What is asked
Each line of the data that includes the string "placement" is to be copied out.
________
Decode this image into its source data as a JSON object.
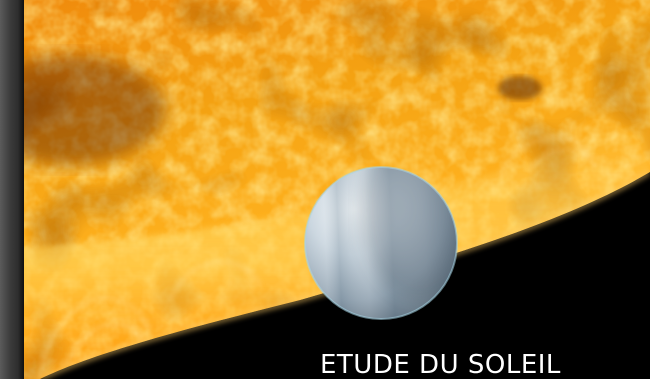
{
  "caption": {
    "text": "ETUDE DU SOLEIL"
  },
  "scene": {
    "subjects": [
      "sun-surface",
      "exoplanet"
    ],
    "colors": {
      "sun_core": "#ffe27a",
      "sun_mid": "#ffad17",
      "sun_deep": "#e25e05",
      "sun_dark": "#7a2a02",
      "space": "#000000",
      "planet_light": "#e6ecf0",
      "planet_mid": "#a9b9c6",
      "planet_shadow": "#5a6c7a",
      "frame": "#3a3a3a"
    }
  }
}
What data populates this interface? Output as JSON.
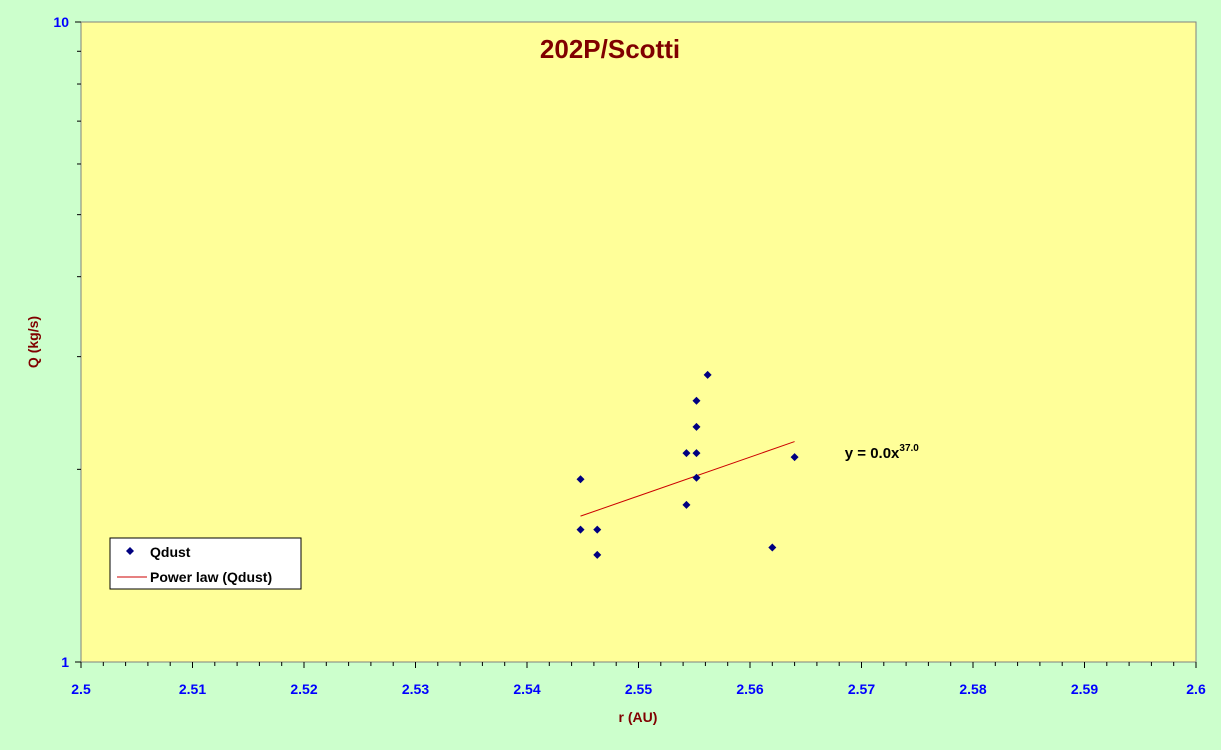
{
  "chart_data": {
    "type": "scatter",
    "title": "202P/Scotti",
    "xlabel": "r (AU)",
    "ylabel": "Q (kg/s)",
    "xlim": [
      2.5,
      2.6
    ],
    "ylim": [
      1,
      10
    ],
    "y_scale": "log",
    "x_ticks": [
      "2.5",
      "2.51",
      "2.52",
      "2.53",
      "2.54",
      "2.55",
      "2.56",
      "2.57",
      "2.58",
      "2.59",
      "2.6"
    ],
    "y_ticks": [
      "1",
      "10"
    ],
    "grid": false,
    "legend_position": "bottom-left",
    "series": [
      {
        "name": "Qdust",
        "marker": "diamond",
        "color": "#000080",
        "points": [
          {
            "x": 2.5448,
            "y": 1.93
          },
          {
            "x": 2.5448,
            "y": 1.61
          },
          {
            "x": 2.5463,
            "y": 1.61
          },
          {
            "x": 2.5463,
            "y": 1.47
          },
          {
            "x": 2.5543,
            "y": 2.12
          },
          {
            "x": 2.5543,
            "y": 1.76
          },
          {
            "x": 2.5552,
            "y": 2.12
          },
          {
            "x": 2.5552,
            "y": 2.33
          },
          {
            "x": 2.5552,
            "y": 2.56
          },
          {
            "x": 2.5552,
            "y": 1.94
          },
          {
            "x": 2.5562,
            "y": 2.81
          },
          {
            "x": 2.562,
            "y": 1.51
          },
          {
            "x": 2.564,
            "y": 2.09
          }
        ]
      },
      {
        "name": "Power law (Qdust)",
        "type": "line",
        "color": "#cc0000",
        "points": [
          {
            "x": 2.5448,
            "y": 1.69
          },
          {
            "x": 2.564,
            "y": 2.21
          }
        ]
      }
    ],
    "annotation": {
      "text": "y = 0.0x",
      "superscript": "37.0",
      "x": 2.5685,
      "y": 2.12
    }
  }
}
________
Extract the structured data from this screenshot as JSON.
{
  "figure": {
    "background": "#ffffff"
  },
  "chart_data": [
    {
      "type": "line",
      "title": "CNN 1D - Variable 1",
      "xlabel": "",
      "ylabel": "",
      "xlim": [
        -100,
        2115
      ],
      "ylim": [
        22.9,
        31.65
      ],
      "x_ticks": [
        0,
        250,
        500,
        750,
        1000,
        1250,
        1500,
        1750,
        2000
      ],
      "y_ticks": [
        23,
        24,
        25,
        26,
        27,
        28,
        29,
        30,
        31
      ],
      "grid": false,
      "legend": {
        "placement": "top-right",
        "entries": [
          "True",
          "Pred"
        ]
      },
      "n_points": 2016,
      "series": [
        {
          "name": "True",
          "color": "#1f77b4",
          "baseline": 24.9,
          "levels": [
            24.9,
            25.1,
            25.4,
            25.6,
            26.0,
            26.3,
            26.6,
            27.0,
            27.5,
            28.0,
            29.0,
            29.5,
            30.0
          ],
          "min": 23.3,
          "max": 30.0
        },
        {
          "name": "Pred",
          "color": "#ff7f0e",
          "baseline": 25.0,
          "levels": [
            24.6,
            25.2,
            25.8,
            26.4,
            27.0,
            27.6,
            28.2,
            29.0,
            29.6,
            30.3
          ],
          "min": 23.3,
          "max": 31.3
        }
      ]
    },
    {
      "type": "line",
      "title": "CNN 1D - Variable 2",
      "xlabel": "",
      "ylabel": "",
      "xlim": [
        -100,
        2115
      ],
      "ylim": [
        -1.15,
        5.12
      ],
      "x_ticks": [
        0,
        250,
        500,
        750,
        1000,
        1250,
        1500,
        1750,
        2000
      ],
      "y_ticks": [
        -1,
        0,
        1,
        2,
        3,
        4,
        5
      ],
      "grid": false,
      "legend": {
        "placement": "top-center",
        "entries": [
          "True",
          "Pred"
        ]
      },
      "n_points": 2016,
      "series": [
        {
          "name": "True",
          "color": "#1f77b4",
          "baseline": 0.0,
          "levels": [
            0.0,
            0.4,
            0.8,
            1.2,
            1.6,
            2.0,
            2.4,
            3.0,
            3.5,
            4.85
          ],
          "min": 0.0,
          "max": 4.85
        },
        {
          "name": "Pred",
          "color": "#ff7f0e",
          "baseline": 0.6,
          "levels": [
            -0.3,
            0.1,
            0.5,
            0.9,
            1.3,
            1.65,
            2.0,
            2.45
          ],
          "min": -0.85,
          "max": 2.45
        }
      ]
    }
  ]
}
________
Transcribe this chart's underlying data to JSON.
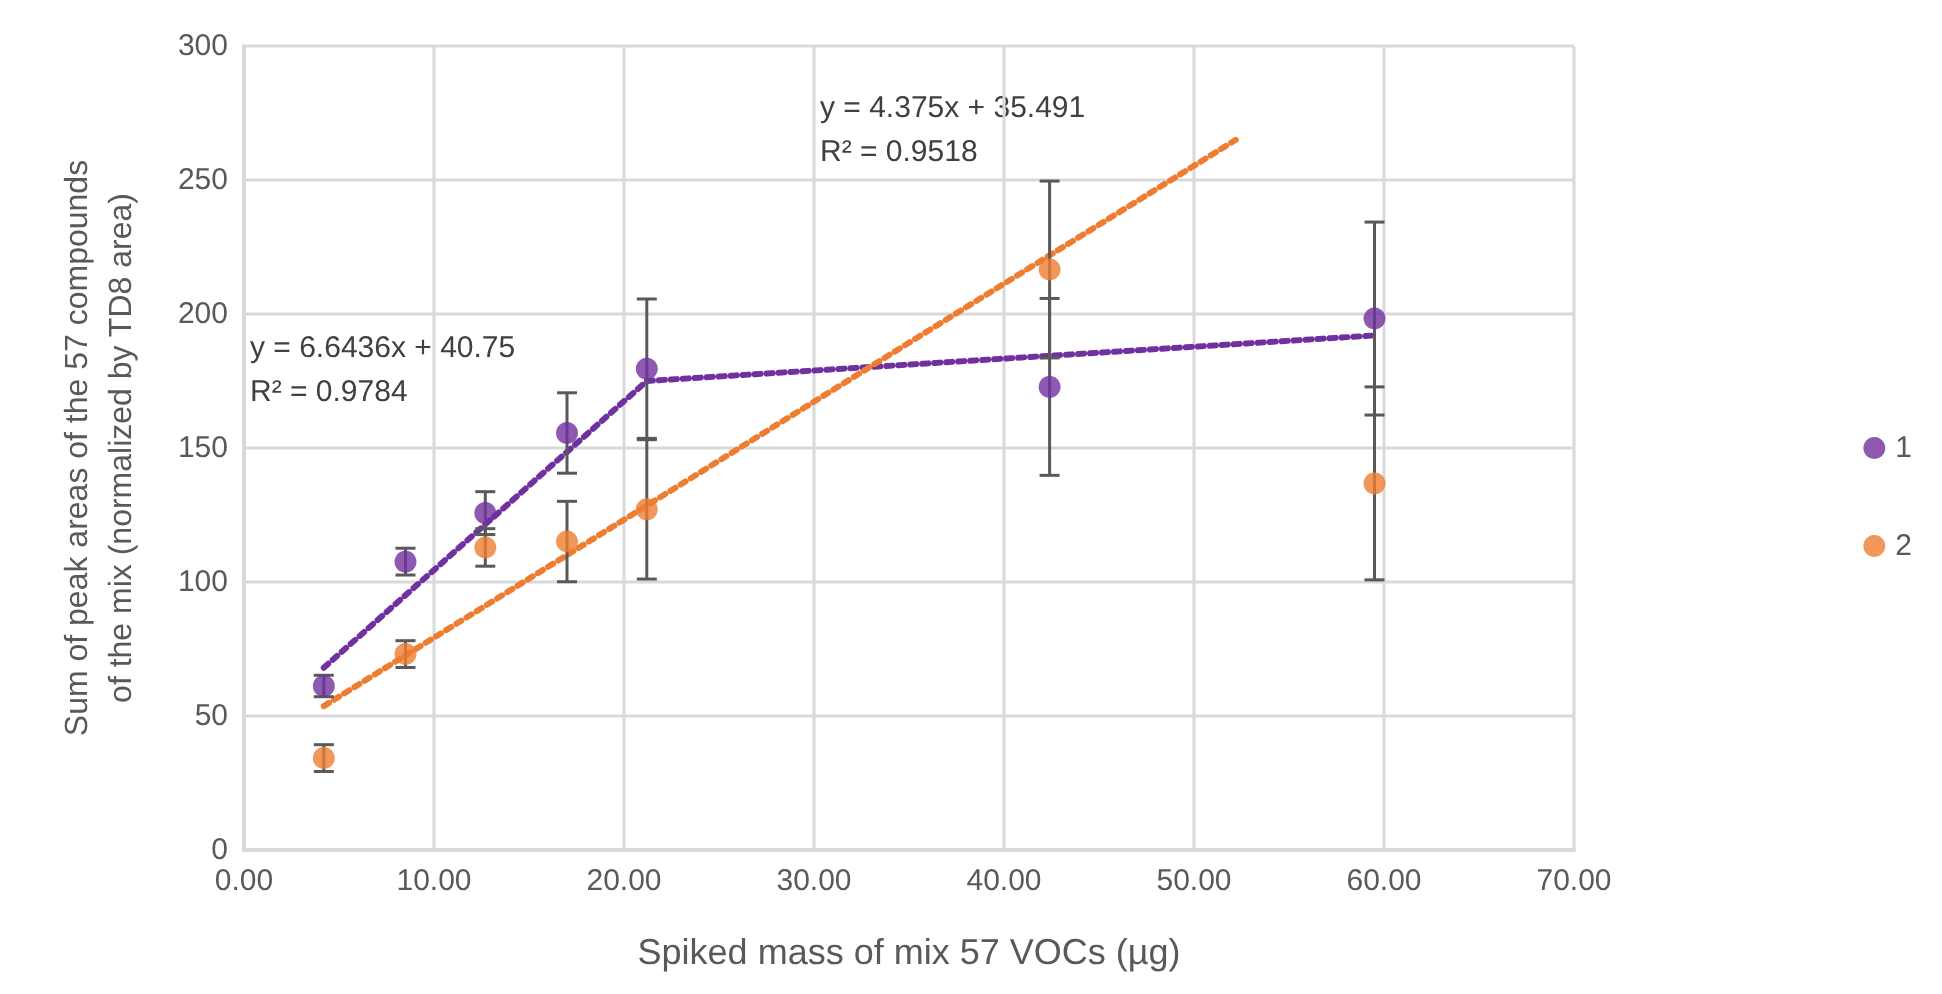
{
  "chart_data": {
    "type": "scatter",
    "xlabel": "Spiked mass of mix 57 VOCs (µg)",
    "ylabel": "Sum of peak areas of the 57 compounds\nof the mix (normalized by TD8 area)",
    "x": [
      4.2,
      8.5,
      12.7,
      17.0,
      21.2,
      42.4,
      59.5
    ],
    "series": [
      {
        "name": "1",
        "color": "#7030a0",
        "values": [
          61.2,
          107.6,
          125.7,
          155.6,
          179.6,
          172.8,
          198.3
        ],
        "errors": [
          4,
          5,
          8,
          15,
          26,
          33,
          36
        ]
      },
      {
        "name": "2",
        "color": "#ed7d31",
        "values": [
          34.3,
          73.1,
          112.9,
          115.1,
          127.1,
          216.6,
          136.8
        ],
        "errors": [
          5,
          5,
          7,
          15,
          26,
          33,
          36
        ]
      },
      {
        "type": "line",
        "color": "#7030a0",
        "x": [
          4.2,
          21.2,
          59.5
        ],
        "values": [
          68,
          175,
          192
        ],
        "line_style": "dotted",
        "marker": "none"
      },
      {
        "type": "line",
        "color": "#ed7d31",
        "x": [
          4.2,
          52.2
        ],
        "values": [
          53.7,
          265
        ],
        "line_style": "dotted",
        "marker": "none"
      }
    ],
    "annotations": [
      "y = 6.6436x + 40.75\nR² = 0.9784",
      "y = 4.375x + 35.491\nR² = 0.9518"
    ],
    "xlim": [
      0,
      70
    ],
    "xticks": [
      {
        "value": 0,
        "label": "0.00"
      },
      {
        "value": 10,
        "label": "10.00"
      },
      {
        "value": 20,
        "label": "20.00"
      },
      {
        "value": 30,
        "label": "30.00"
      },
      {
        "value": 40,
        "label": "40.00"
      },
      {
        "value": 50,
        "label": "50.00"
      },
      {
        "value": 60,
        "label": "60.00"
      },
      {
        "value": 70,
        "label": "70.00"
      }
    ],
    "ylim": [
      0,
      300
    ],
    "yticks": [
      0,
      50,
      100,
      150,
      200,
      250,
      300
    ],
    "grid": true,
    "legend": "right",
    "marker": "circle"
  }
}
________
Task solution
        "placement": "top-right",
        "placement": "top-center",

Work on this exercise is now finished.